--- BEGIN Information provided ---
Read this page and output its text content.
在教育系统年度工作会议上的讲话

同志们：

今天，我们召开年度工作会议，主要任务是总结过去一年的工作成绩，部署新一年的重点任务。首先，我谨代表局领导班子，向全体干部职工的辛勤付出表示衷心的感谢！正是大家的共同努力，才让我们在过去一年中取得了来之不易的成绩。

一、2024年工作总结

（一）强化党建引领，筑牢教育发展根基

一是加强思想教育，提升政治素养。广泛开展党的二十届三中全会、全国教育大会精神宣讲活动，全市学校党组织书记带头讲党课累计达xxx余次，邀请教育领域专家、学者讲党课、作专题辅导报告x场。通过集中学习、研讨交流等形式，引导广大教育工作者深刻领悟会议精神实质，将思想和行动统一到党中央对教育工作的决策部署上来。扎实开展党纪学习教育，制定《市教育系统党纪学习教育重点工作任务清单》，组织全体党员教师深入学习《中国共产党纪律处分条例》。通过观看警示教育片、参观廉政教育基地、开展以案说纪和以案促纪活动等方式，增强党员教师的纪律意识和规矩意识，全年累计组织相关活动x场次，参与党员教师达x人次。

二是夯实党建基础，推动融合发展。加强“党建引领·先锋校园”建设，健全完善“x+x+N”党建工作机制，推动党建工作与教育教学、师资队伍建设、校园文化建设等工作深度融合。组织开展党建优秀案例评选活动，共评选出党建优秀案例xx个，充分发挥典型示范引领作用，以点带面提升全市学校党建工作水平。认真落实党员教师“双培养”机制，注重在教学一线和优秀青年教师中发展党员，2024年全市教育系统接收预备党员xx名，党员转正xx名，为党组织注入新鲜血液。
--- END Information provided ---
[What you will do]: Go through the listing and copy all of it exactly.

[Solved problem]:
Read this page and output its text content.
在教育系统年度工作会议上的讲话

同志们：

今天，我们召开年度工作会议，主要任务是总结过去一年的工作成绩，部署新一年的重点任务。首先，我谨代表局领导班子，向全体干部职工的辛勤付出表示衷心的感谢！正是大家的共同努力，才让我们在过去一年中取得了来之不易的成绩。

一、2024年工作总结

（一）强化党建引领，筑牢教育发展根基

一是加强思想教育，提升政治素养。广泛开展党的二十届三中全会、全国教育大会精神宣讲活动，全市学校党组织书记带头讲党课累计达xxx余次，邀请教育领域专家、学者讲党课、作专题辅导报告x场。通过集中学习、研讨交流等形式，引导广大教育工作者深刻领悟会议精神实质，将思想和行动统一到党中央对教育工作的决策部署上来。扎实开展党纪学习教育，制定《市教育系统党纪学习教育重点工作任务清单》，组织全体党员教师深入学习《中国共产党纪律处分条例》。通过观看警示教育片、参观廉政教育基地、开展以案说纪和以案促纪活动等方式，增强党员教师的纪律意识和规矩意识，全年累计组织相关活动x场次，参与党员教师达x人次。

二是夯实党建基础，推动融合发展。加强“党建引领·先锋校园”建设，健全完善“x+x+N”党建工作机制，推动党建工作与教育教学、师资队伍建设、校园文化建设等工作深度融合。组织开展党建优秀案例评选活动，共评选出党建优秀案例xx个，充分发挥典型示范引领作用，以点带面提升全市学校党建工作水平。认真落实党员教师“双培养”机制，注重在教学一线和优秀青年教师中发展党员，2024年全市教育系统接收预备党员xx名，党员转正xx名，为党组织注入新鲜血液。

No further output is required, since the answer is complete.